## [TEKS KUTIPAN]
···
“Perang atas Nama Allah ?”


Dewasa ini, topik tentang perang mengatas namakan Allah santer beredar di masyarakat. Terutama dikait-kaitkan dengan aksi terorisme, WTC, Al-Qaida dan lain sebagainya, baik di Indonesia maupun di mancanegara. Lantas, apakah maksud dari perang dijalan / atas nama Allah itu?

Dalam paper ini saya akan menjabarkan opini atau pandangan saya mengenai konsep perang atas nama Allah sesuai dengan pandangan hidup saya sebagai seorang muslim. Pandangan saya dibawah ini bukan berarti saya ingin men-diskreditkan agama saya dan bukan berarti saya mengakui bahwa agama ini merupakan “agama pedang”. Tetapi semata mata untuk menanggapi aksi-aksi terorisme (melalui opini saya) yang marak hingga saat ini dan  mengatas namakan jihad (mengatas namakan Allah).

Dalam Islam,
perang demi dan untuk melindungi agama Allah (kadang ada yang menyebut perang suci) atau dalam konteks ini “atas nama Allah” sering di artikan dengan jihad atau jihad fi sabilillah. Namun arti dari jihad sendiri menurut bahasa Arab adalah berjuang dengan kesungguhan hati. Sementara, orang yang berjihad disebut mujjahid. Jihad sesungguhnya tidak identik dengan “mengangkat pedang”. Tujuan orang berjihad adalah untuk memperoleh ridho dari Allah. Selain untuk memperoleh agama Allah, alasan muslim berjihad juga untuk mendapatkan mati yang syahid. Yaitu mati yang dijaminkan surga bagi yang menjalankannnya kelak. Dan orang yang melakukan atau menginginkan mati syahid disebut syuhada. Seorang syuhada tidak harus mati melalui jalan perang. Ada beberapa mati yang masuk dalam istilah syahid. Seperti, matinya orang yang menuntut ilmu dan mati tenggelam.
···
Daftar lokasi elemen

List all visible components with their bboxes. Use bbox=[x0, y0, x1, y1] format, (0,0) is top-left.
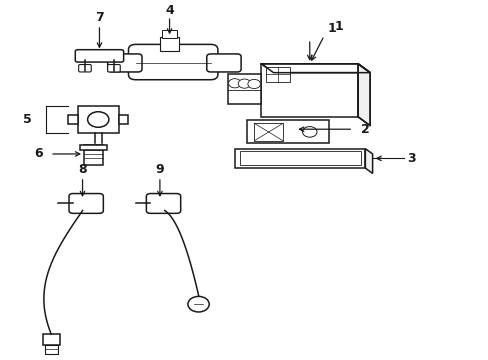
Bar bbox=[239, 152, 360, 165]
Text: 1: 1 bbox=[326, 22, 335, 35]
FancyBboxPatch shape bbox=[75, 50, 123, 62]
FancyBboxPatch shape bbox=[128, 44, 218, 80]
Bar bbox=[80, 145, 107, 150]
FancyBboxPatch shape bbox=[206, 54, 241, 72]
Polygon shape bbox=[357, 64, 369, 126]
Bar bbox=[227, 75, 261, 104]
FancyBboxPatch shape bbox=[69, 194, 103, 213]
Bar bbox=[68, 115, 78, 124]
Bar bbox=[162, 30, 177, 38]
Polygon shape bbox=[365, 149, 372, 174]
Circle shape bbox=[302, 127, 316, 137]
Text: 5: 5 bbox=[22, 113, 31, 126]
Text: 2: 2 bbox=[360, 123, 369, 136]
Text: 8: 8 bbox=[78, 163, 87, 176]
Text: 1: 1 bbox=[334, 20, 343, 33]
Bar bbox=[254, 123, 283, 141]
Text: 4: 4 bbox=[165, 4, 174, 17]
Bar bbox=[84, 145, 103, 165]
Text: 6: 6 bbox=[34, 148, 42, 161]
Bar bbox=[160, 37, 179, 51]
FancyBboxPatch shape bbox=[79, 64, 91, 72]
Text: 7: 7 bbox=[95, 12, 103, 24]
Text: 3: 3 bbox=[406, 152, 415, 165]
FancyBboxPatch shape bbox=[146, 194, 180, 213]
Circle shape bbox=[238, 79, 250, 88]
Bar bbox=[246, 120, 328, 143]
Bar bbox=[45, 345, 58, 354]
Bar bbox=[265, 67, 290, 81]
FancyBboxPatch shape bbox=[107, 64, 120, 72]
Bar bbox=[119, 115, 128, 124]
Bar bbox=[234, 149, 365, 168]
Circle shape bbox=[187, 296, 209, 312]
Circle shape bbox=[87, 112, 109, 127]
FancyBboxPatch shape bbox=[107, 54, 142, 72]
Text: 9: 9 bbox=[155, 163, 164, 176]
Bar bbox=[78, 106, 119, 133]
Bar bbox=[42, 334, 60, 345]
Circle shape bbox=[228, 79, 241, 88]
Circle shape bbox=[247, 80, 260, 89]
Polygon shape bbox=[261, 64, 369, 73]
Bar bbox=[261, 64, 357, 117]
···
## [TUGAS YANG DIBERIKAN]
Tolong sebutkan arti jihad menurut bahasa Arab berdasarkan tulisan tentang perang atas nama Allah.

## [HASIL]
Berjuang dengan kesungguhan hati.